[Recorded data]
__________________________________________________
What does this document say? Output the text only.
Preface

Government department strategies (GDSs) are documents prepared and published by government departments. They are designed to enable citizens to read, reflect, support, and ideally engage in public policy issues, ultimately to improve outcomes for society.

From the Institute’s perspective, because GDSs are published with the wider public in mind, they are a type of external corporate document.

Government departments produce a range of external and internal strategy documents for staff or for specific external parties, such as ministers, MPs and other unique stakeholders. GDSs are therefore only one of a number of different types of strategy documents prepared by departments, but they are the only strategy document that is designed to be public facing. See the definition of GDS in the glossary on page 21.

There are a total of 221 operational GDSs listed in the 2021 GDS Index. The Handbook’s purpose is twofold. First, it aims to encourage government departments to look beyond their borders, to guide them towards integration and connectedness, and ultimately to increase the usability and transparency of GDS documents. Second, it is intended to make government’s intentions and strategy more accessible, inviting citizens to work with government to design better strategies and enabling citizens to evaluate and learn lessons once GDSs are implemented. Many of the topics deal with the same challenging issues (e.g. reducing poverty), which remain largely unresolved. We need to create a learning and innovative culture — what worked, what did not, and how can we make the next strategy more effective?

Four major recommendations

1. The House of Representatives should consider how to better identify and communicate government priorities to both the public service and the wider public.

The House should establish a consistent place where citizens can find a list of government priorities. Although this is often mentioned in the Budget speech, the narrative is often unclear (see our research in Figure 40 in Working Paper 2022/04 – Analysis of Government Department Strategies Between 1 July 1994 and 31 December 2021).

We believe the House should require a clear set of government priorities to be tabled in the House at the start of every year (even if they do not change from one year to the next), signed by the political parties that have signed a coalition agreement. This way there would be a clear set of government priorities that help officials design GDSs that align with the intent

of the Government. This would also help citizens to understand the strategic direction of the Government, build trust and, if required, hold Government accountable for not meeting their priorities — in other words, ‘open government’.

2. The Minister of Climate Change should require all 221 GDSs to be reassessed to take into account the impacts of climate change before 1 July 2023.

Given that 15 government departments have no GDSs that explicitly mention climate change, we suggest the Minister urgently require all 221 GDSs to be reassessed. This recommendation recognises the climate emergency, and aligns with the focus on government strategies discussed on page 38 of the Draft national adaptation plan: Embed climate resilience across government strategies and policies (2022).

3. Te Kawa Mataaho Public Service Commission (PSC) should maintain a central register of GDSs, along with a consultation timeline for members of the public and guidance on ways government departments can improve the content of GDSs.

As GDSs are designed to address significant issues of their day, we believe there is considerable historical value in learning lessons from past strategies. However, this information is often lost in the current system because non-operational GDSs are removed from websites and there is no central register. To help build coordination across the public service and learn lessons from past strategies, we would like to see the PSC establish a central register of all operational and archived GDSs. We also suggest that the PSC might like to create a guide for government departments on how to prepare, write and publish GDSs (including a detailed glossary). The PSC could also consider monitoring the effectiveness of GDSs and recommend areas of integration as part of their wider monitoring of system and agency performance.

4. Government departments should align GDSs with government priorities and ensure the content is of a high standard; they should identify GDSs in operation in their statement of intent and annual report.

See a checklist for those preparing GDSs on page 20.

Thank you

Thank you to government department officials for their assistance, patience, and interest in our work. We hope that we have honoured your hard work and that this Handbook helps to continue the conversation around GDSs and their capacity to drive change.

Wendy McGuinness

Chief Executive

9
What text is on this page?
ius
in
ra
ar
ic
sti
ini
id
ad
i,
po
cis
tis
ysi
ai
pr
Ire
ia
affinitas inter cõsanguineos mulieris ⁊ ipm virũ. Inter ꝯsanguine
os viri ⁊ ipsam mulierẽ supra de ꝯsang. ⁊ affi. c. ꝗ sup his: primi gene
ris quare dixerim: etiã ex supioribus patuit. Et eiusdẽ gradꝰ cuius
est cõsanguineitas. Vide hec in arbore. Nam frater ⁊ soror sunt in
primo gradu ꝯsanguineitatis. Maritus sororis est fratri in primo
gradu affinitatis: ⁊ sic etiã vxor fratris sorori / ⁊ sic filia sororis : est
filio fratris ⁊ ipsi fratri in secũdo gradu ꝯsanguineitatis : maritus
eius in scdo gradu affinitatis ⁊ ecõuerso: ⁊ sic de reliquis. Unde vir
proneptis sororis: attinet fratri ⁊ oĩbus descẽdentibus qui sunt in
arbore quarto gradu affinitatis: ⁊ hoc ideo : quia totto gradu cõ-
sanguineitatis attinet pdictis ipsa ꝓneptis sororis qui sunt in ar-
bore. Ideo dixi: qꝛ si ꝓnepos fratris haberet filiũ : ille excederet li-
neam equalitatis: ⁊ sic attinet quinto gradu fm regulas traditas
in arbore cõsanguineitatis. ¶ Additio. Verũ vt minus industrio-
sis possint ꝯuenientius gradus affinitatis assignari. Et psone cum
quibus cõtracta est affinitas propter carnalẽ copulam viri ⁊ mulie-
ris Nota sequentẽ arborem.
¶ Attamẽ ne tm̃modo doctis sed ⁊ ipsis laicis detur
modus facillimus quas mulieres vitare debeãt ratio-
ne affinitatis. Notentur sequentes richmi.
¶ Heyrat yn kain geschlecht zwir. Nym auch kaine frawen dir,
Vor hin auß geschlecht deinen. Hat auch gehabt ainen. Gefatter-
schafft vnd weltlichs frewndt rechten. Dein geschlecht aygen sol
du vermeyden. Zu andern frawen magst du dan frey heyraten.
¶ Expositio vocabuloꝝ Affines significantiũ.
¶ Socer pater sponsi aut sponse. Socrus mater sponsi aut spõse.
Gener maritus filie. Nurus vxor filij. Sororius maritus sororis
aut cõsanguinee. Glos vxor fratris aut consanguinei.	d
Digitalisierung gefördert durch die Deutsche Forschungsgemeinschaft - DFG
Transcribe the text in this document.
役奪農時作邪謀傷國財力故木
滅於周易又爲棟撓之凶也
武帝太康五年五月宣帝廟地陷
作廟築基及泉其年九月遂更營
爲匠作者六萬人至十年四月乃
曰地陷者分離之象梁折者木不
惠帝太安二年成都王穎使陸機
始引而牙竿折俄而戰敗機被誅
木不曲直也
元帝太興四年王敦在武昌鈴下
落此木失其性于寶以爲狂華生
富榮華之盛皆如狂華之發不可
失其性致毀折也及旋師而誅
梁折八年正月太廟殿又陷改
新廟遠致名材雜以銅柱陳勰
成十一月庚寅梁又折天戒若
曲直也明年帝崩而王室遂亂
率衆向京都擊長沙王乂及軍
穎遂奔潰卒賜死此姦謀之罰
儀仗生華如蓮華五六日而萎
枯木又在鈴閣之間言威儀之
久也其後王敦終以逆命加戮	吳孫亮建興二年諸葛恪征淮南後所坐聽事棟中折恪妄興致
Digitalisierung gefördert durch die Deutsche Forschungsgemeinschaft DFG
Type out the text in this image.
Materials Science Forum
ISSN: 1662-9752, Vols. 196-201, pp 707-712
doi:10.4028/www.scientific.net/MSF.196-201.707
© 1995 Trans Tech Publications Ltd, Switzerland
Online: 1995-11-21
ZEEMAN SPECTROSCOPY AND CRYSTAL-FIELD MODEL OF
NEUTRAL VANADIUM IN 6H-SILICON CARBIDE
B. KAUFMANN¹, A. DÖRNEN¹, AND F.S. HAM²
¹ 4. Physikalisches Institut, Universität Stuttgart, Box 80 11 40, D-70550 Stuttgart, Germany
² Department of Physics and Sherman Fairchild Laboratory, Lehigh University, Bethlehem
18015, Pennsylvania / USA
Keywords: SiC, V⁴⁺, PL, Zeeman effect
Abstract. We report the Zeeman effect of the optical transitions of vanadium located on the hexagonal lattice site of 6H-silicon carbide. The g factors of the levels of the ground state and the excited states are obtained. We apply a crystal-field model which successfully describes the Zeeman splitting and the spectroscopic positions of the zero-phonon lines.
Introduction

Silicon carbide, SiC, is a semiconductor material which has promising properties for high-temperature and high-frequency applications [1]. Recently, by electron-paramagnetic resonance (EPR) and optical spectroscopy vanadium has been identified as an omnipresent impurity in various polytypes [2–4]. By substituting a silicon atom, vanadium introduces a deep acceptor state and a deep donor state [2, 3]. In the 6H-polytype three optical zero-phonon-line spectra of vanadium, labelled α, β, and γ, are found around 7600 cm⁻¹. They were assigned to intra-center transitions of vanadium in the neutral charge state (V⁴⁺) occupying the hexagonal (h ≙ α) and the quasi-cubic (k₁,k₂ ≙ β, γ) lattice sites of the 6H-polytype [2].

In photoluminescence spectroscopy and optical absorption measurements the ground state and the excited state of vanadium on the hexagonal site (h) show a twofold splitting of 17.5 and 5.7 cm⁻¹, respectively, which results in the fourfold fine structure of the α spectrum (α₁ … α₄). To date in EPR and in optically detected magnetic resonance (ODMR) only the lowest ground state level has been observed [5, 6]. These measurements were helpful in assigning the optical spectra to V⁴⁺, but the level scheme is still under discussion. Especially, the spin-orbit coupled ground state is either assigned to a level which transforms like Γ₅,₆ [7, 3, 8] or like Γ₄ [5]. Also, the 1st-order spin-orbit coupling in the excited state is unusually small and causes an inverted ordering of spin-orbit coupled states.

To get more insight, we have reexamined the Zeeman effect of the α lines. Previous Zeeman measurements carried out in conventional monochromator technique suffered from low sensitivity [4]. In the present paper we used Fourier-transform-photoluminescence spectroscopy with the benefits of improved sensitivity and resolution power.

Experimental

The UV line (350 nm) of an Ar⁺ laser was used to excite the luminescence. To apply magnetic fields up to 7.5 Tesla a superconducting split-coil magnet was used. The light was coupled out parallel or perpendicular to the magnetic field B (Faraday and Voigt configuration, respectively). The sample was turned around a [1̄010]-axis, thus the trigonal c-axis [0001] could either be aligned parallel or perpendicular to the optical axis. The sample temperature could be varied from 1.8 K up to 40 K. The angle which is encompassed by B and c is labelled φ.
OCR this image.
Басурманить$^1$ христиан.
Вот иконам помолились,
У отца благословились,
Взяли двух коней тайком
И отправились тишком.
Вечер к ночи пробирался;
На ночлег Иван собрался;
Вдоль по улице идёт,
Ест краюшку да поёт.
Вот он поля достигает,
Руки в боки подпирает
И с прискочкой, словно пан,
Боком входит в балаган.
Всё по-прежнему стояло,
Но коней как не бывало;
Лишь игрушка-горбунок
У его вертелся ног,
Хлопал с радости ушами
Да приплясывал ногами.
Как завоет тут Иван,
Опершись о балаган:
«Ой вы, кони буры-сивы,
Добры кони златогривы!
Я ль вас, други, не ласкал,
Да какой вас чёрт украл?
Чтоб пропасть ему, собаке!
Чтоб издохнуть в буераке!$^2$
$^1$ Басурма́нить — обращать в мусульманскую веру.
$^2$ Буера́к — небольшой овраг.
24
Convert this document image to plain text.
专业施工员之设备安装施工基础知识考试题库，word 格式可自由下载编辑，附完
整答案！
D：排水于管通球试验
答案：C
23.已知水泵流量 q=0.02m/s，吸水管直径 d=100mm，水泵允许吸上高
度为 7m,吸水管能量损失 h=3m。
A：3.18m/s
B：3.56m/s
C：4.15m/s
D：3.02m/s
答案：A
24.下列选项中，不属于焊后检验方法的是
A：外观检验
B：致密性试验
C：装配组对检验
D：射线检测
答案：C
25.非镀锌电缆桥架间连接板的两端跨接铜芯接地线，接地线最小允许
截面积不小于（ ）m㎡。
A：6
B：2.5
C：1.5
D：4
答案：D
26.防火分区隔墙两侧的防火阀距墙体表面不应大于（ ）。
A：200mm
__________________________________________________
» EXERCISE AIM
Say how many lines contain the string "Thank", giving nothing but the count.

» THE SOLUTION
2